Dataset excerpt:

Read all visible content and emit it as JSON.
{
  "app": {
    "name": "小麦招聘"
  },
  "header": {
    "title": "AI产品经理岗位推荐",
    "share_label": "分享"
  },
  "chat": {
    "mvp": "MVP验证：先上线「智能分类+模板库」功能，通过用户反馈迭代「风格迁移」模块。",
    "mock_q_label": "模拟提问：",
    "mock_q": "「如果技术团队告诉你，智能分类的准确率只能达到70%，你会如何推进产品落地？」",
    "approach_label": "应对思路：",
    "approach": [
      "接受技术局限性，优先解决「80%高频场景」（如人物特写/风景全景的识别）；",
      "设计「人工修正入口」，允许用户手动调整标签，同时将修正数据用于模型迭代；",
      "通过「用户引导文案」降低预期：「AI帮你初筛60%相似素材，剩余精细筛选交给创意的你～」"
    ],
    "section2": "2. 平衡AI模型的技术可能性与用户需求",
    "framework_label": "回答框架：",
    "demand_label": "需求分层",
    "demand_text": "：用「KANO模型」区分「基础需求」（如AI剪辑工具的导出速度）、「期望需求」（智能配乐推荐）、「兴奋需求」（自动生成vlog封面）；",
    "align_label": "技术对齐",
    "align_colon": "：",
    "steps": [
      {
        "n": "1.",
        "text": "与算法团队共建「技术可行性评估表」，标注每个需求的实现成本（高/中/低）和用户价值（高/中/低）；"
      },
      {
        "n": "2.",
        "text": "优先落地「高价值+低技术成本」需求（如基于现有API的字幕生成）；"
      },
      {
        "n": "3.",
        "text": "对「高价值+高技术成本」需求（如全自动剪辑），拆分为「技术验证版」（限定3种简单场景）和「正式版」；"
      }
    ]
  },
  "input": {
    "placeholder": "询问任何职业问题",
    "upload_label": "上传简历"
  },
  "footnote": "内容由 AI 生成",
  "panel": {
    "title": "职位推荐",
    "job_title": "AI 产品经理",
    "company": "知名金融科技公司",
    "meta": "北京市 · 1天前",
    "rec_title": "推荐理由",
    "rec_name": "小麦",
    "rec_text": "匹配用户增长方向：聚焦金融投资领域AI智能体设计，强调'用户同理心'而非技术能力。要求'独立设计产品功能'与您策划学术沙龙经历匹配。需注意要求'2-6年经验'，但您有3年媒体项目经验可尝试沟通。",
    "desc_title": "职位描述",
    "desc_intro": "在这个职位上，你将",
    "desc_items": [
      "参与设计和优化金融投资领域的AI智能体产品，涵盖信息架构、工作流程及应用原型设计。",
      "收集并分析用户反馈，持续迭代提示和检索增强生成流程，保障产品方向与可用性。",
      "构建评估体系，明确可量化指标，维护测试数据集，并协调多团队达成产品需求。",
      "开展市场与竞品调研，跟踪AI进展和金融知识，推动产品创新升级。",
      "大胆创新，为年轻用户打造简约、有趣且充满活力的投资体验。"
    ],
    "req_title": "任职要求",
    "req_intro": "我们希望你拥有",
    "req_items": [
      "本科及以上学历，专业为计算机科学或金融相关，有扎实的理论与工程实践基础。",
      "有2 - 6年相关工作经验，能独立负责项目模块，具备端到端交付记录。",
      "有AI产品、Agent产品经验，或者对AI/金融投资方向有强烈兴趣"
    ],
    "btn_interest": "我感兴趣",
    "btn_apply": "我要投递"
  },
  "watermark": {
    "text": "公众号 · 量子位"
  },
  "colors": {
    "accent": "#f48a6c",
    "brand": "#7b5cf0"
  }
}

**What you have to do**
Your task is to give the records above again, exactly.

**Answer in full**
Read all visible content and emit it as JSON.
{
  "app": {
    "name": "小麦招聘"
  },
  "header": {
    "title": "AI产品经理岗位推荐",
    "share_label": "分享"
  },
  "chat": {
    "mvp": "MVP验证：先上线「智能分类+模板库」功能，通过用户反馈迭代「风格迁移」模块。",
    "mock_q_label": "模拟提问：",
    "mock_q": "「如果技术团队告诉你，智能分类的准确率只能达到70%，你会如何推进产品落地？」",
    "approach_label": "应对思路：",
    "approach": [
      "接受技术局限性，优先解决「80%高频场景」（如人物特写/风景全景的识别）；",
      "设计「人工修正入口」，允许用户手动调整标签，同时将修正数据用于模型迭代；",
      "通过「用户引导文案」降低预期：「AI帮你初筛60%相似素材，剩余精细筛选交给创意的你～」"
    ],
    "section2": "2. 平衡AI模型的技术可能性与用户需求",
    "framework_label": "回答框架：",
    "demand_label": "需求分层",
    "demand_text": "：用「KANO模型」区分「基础需求」（如AI剪辑工具的导出速度）、「期望需求」（智能配乐推荐）、「兴奋需求」（自动生成vlog封面）；",
    "align_label": "技术对齐",
    "align_colon": "：",
    "steps": [
      {
        "n": "1.",
        "text": "与算法团队共建「技术可行性评估表」，标注每个需求的实现成本（高/中/低）和用户价值（高/中/低）；"
      },
      {
        "n": "2.",
        "text": "优先落地「高价值+低技术成本」需求（如基于现有API的字幕生成）；"
      },
      {
        "n": "3.",
        "text": "对「高价值+高技术成本」需求（如全自动剪辑），拆分为「技术验证版」（限定3种简单场景）和「正式版」；"
      }
    ]
  },
  "input": {
    "placeholder": "询问任何职业问题",
    "upload_label": "上传简历"
  },
  "footnote": "内容由 AI 生成",
  "panel": {
    "title": "职位推荐",
    "job_title": "AI 产品经理",
    "company": "知名金融科技公司",
    "meta": "北京市 · 1天前",
    "rec_title": "推荐理由",
    "rec_name": "小麦",
    "rec_text": "匹配用户增长方向：聚焦金融投资领域AI智能体设计，强调'用户同理心'而非技术能力。要求'独立设计产品功能'与您策划学术沙龙经历匹配。需注意要求'2-6年经验'，但您有3年媒体项目经验可尝试沟通。",
    "desc_title": "职位描述",
    "desc_intro": "在这个职位上，你将",
    "desc_items": [
      "参与设计和优化金融投资领域的AI智能体产品，涵盖信息架构、工作流程及应用原型设计。",
      "收集并分析用户反馈，持续迭代提示和检索增强生成流程，保障产品方向与可用性。",
      "构建评估体系，明确可量化指标，维护测试数据集，并协调多团队达成产品需求。",
      "开展市场与竞品调研，跟踪AI进展和金融知识，推动产品创新升级。",
      "大胆创新，为年轻用户打造简约、有趣且充满活力的投资体验。"
    ],
    "req_title": "任职要求",
    "req_intro": "我们希望你拥有",
    "req_items": [
      "本科及以上学历，专业为计算机科学或金融相关，有扎实的理论与工程实践基础。",
      "有2 - 6年相关工作经验，能独立负责项目模块，具备端到端交付记录。",
      "有AI产品、Agent产品经验，或者对AI/金融投资方向有强烈兴趣"
    ],
    "btn_interest": "我感兴趣",
    "btn_apply": "我要投递"
  },
  "watermark": {
    "text": "公众号 · 量子位"
  },
  "colors": {
    "accent": "#f48a6c",
    "brand": "#7b5cf0"
  }
}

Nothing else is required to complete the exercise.